>> Begin Provided records

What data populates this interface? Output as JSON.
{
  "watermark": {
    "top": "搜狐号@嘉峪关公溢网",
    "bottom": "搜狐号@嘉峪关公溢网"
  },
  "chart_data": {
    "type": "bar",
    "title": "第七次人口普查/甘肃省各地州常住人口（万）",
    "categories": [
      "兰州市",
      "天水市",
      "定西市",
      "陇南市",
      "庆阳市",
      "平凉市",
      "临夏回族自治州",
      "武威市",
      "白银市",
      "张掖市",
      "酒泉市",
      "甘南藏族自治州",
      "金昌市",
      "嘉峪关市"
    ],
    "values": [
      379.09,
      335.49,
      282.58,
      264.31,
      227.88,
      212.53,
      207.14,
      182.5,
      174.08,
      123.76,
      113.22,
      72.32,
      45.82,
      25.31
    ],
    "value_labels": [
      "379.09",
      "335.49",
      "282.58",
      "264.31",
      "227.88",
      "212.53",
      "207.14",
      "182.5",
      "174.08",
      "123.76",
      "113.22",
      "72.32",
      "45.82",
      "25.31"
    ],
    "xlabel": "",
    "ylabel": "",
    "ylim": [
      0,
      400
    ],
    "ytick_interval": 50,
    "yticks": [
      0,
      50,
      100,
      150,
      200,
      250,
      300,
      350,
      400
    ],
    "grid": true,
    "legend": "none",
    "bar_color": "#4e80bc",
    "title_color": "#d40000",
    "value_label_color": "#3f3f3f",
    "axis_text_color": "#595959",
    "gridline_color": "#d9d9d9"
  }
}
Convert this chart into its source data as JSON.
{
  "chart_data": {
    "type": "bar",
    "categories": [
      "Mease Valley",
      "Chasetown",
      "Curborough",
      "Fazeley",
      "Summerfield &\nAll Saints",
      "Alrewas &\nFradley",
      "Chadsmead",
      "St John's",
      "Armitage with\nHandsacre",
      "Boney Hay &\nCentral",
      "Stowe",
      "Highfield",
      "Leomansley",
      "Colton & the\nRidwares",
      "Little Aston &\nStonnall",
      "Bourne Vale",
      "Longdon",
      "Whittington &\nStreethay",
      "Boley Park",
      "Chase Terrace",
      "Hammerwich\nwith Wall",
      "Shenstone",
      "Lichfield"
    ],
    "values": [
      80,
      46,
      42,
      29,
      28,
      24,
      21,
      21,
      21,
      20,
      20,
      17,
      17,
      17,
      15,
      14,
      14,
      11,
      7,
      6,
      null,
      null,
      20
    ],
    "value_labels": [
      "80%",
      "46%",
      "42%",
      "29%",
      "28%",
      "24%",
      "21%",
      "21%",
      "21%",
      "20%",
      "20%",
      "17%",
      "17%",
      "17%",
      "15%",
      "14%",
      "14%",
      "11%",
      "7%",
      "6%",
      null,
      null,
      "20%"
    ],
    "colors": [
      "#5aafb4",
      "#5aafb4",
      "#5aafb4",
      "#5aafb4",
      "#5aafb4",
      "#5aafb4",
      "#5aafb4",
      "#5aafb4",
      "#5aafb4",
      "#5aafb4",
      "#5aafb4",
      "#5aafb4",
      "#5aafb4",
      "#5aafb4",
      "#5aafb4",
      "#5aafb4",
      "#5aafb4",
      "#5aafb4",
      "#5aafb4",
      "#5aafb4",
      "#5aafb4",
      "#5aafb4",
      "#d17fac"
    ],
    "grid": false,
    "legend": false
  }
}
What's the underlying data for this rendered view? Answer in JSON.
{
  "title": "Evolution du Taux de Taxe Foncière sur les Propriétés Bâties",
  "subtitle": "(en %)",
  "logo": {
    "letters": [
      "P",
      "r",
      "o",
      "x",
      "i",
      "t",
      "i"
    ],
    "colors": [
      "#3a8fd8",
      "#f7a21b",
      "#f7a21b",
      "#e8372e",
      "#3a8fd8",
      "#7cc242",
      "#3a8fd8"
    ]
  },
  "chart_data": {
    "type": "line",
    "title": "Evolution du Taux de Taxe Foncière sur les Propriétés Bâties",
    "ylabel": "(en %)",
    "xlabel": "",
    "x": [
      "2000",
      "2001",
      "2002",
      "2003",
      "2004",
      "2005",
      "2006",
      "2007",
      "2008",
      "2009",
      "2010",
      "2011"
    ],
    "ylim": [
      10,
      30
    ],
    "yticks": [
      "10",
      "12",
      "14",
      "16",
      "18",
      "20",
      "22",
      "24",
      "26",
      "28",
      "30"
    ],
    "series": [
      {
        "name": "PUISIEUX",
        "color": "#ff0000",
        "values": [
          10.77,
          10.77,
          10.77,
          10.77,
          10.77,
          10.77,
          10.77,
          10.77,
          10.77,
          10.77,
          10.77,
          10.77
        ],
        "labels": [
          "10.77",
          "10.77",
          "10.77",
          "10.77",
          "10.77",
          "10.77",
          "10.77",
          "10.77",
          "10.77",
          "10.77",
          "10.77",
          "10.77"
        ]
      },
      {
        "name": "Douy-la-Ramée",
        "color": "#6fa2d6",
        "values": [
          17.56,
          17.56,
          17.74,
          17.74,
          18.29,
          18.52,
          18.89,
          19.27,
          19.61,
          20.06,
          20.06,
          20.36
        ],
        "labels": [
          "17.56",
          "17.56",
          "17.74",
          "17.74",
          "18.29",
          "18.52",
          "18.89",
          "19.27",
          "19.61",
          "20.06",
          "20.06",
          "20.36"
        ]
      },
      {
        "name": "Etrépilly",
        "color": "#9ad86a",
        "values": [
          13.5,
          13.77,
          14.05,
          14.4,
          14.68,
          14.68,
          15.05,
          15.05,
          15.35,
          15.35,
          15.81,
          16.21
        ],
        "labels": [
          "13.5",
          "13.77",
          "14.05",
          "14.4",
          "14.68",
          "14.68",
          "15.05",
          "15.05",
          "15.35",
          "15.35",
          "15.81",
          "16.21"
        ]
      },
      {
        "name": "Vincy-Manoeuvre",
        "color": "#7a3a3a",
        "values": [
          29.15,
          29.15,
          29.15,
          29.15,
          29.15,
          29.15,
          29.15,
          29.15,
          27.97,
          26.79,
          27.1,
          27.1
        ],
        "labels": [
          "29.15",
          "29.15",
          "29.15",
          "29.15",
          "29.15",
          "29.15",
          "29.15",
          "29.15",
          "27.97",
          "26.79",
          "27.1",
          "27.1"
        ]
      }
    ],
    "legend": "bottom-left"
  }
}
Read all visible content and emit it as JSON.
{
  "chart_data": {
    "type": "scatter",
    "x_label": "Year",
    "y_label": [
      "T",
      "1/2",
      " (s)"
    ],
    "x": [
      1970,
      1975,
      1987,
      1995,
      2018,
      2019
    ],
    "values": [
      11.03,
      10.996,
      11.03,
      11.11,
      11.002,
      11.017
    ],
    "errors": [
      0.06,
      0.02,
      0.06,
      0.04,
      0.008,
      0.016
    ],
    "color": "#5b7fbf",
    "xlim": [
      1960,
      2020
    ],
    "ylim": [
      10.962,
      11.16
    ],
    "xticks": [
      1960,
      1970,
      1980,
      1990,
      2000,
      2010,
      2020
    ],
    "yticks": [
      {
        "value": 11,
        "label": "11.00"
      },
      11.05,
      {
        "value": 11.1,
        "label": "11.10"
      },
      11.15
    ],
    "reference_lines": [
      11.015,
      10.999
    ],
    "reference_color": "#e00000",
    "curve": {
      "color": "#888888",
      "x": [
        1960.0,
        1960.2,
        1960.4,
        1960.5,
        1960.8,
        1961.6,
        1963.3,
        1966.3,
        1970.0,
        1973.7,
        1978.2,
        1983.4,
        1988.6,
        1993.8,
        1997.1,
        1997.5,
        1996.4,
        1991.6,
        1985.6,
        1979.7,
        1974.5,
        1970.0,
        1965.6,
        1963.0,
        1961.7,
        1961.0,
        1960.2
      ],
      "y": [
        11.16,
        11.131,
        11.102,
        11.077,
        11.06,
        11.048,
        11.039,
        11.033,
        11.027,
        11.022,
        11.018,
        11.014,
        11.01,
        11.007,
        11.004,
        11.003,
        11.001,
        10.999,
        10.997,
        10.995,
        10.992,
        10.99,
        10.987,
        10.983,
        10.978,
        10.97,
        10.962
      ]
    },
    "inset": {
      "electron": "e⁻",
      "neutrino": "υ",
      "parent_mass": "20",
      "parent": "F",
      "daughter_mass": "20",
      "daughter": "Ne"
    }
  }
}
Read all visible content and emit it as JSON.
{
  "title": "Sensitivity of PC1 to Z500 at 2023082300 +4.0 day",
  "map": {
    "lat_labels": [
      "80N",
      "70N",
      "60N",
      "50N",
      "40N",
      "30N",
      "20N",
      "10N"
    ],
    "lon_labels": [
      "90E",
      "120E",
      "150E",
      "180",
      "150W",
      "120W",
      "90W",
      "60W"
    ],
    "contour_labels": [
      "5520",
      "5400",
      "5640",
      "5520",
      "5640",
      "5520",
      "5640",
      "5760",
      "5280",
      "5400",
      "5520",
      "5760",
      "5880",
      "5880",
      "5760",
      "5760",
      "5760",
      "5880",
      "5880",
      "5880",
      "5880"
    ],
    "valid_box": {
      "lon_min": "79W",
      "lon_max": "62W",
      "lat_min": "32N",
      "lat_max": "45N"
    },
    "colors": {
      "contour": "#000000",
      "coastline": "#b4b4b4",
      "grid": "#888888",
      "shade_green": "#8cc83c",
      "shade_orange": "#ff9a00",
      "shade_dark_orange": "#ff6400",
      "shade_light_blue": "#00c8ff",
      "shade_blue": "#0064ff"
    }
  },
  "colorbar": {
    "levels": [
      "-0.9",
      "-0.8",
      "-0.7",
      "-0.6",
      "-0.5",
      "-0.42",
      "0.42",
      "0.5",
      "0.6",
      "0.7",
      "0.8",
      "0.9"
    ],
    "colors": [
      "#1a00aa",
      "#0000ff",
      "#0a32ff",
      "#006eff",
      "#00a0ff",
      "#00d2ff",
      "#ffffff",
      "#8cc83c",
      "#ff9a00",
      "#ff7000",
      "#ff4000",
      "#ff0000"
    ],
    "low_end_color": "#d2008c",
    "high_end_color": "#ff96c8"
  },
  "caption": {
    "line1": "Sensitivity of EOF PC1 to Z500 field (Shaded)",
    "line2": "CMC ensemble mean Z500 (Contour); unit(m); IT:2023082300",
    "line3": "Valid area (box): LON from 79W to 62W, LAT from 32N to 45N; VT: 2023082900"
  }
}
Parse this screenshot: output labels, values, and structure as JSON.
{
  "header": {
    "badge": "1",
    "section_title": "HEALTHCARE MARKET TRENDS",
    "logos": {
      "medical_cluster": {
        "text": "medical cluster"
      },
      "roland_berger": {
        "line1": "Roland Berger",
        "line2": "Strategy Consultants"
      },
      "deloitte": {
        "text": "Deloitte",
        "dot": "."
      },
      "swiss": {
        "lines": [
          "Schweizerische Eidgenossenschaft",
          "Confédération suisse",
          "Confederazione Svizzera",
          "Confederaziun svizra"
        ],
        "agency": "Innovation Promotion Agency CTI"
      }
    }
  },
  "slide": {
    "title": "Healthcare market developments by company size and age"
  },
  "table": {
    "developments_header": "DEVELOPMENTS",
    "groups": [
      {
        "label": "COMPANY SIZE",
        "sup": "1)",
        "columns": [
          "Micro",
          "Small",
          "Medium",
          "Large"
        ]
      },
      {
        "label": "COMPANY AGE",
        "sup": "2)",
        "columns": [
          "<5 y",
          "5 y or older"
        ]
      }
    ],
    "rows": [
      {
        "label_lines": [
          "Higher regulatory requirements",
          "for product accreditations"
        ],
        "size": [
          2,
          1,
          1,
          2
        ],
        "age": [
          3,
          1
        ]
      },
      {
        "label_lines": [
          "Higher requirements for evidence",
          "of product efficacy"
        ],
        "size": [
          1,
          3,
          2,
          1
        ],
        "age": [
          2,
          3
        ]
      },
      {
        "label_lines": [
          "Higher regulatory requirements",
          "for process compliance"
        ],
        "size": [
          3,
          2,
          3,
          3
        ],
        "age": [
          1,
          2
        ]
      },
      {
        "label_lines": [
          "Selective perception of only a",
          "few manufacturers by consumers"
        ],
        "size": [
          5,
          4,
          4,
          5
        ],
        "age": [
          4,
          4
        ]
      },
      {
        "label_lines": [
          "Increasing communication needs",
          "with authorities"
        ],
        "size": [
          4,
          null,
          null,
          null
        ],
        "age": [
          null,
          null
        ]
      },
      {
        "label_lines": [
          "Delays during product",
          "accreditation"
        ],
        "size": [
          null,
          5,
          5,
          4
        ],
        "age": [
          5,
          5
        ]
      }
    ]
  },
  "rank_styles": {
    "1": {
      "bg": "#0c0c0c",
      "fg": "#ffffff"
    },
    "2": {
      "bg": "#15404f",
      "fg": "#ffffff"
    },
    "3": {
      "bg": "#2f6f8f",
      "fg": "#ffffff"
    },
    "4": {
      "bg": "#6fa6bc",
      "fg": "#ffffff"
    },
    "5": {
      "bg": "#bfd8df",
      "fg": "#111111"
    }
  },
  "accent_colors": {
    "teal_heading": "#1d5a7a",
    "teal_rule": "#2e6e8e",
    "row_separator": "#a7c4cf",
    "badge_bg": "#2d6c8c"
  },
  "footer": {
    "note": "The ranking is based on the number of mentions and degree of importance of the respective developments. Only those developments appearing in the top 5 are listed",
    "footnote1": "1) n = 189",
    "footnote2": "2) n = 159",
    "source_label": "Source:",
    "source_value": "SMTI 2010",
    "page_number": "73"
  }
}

>> End Provided records

All lines holding the word "bottom" should be picked out and copied.

    "bottom": "搜狐号@嘉峪关公溢网"
    "legend": "bottom-left"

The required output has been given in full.